GIVEN INSTRUCTION: Copy exactly, and only, the lines from the line containing "Read all visible content and emit it as JSON." through the last line of the records below, both included, and leave out any pictures.

PROVIDED DATA:
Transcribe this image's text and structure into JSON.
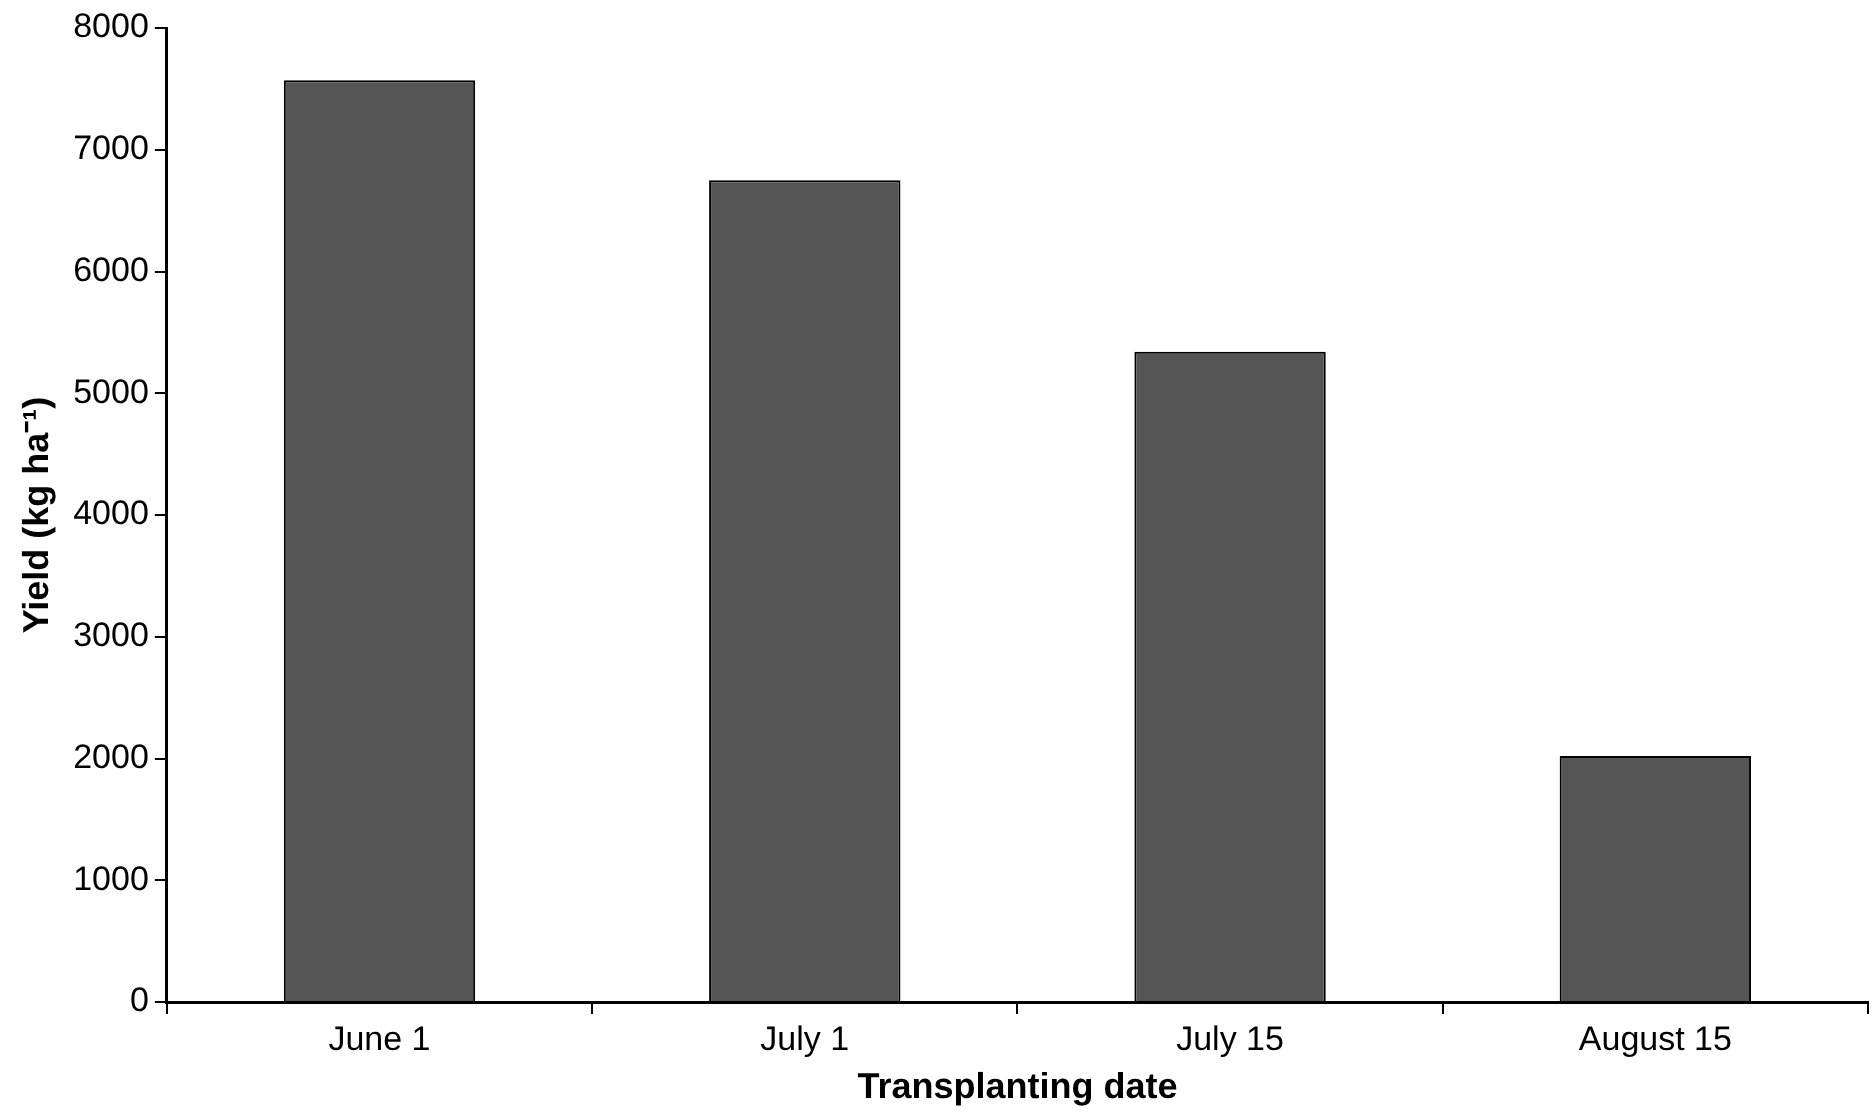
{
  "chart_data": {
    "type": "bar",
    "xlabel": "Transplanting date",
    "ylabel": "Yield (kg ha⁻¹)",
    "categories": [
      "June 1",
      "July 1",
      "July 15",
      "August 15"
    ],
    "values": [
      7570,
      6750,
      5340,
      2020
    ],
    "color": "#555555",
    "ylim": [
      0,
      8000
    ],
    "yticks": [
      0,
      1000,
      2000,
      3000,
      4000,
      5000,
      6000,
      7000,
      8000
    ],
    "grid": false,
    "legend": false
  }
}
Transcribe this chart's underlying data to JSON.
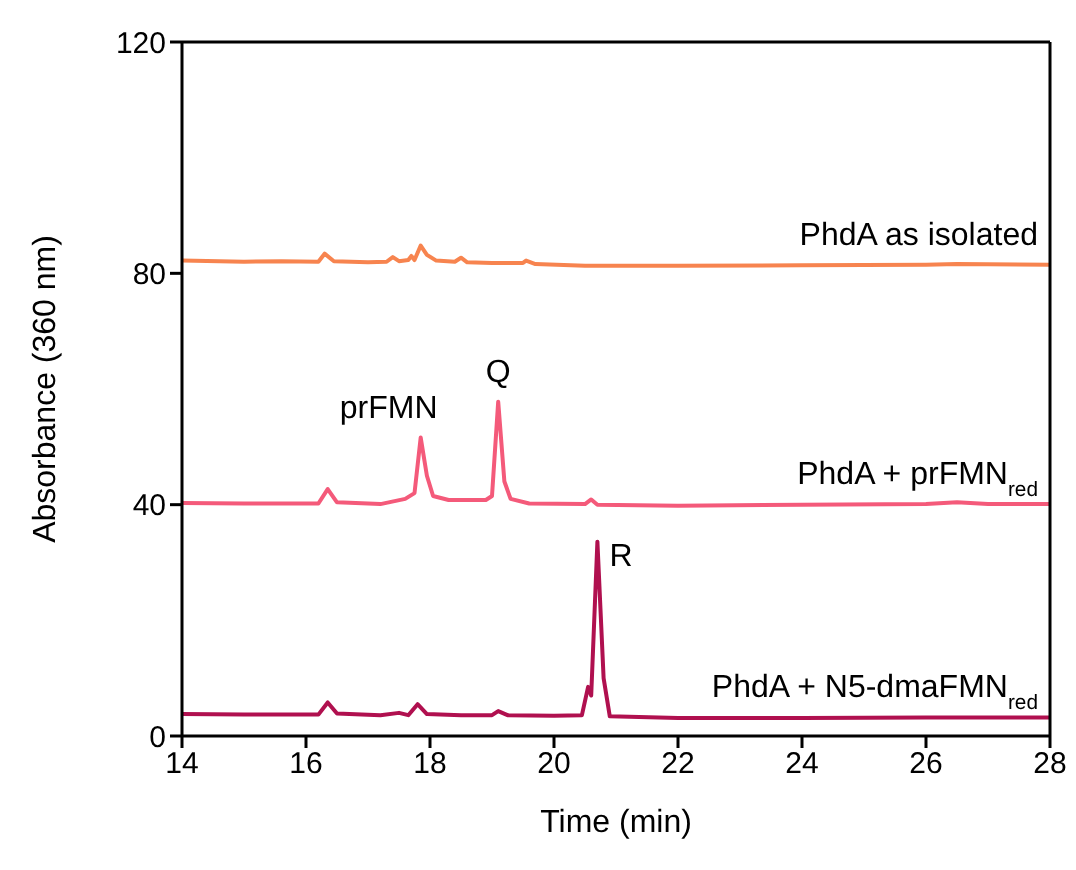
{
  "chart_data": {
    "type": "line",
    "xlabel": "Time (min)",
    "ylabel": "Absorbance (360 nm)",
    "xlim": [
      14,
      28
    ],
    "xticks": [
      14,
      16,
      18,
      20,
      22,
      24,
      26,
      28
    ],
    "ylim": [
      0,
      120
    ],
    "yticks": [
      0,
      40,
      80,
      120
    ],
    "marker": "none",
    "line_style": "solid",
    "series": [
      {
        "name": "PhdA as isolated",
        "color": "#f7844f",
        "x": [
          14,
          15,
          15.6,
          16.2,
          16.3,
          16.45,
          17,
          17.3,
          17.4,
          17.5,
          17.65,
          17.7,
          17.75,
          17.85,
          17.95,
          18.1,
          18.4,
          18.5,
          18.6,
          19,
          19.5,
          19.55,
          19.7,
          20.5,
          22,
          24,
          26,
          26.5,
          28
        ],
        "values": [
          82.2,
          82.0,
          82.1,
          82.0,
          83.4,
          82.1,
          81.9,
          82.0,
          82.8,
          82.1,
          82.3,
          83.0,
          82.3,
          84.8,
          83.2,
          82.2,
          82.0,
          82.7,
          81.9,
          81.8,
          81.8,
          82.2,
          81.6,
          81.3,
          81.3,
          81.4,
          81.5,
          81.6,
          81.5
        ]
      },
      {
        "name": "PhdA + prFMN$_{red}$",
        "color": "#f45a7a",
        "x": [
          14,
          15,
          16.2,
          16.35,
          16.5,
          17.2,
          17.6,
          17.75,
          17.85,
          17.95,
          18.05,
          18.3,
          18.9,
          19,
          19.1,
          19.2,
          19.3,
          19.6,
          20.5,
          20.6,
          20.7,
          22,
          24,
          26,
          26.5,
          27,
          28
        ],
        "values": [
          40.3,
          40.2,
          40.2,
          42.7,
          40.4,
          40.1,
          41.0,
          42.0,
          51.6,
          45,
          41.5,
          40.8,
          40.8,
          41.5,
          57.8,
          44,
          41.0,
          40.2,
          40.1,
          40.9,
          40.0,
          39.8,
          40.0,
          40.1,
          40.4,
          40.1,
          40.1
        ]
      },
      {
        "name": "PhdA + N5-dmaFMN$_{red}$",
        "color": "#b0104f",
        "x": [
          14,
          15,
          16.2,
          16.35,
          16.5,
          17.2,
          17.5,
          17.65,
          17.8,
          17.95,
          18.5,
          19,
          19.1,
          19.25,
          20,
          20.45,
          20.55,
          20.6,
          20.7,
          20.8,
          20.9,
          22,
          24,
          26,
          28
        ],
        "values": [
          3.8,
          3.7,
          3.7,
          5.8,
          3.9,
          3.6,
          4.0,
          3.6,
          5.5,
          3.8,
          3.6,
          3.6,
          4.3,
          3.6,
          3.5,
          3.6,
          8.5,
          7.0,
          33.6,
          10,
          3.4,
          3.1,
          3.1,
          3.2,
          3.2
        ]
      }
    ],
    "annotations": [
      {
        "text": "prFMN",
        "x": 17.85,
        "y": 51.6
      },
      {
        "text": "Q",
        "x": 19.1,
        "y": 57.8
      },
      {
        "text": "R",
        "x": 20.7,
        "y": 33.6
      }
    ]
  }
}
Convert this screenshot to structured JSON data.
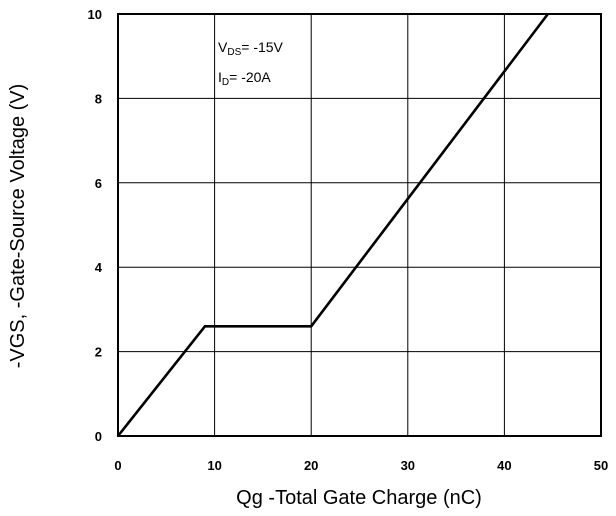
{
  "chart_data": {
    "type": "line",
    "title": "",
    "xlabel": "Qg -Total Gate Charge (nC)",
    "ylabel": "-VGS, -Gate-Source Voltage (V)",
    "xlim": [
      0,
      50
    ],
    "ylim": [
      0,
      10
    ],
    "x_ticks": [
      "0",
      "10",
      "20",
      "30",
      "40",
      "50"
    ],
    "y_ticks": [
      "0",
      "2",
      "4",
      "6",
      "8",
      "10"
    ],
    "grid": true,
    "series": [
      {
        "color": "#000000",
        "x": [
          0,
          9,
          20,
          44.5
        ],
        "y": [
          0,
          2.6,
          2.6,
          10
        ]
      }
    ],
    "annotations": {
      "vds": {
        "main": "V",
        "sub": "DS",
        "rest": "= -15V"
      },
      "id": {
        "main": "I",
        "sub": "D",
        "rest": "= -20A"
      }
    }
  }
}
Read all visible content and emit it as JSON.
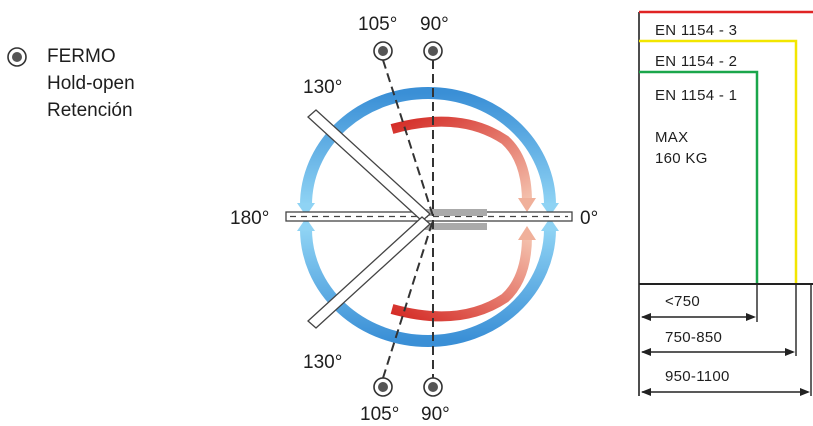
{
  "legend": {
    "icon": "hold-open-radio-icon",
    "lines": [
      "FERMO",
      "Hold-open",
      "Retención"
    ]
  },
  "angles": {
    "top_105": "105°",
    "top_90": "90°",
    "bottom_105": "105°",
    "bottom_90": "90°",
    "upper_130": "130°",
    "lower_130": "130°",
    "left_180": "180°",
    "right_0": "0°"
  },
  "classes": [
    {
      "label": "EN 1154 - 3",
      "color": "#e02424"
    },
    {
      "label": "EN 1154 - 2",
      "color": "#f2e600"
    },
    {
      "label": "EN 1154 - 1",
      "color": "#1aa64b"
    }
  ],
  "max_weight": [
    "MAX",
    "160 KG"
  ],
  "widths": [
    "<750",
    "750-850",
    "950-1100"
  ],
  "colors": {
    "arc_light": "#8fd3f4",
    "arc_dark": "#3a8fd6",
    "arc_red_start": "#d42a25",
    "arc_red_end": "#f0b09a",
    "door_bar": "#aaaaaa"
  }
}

OUTPUT FOR THIS EXERCISE:
Read all visible content and emit it as JSON.
{
  "legend": {
    "icon": "hold-open-radio-icon",
    "lines": [
      "FERMO",
      "Hold-open",
      "Retención"
    ]
  },
  "angles": {
    "top_105": "105°",
    "top_90": "90°",
    "bottom_105": "105°",
    "bottom_90": "90°",
    "upper_130": "130°",
    "lower_130": "130°",
    "left_180": "180°",
    "right_0": "0°"
  },
  "classes": [
    {
      "label": "EN 1154 - 3",
      "color": "#e02424"
    },
    {
      "label": "EN 1154 - 2",
      "color": "#f2e600"
    },
    {
      "label": "EN 1154 - 1",
      "color": "#1aa64b"
    }
  ],
  "max_weight": [
    "MAX",
    "160 KG"
  ],
  "widths": [
    "<750",
    "750-850",
    "950-1100"
  ],
  "colors": {
    "arc_light": "#8fd3f4",
    "arc_dark": "#3a8fd6",
    "arc_red_start": "#d42a25",
    "arc_red_end": "#f0b09a",
    "door_bar": "#aaaaaa"
  }
}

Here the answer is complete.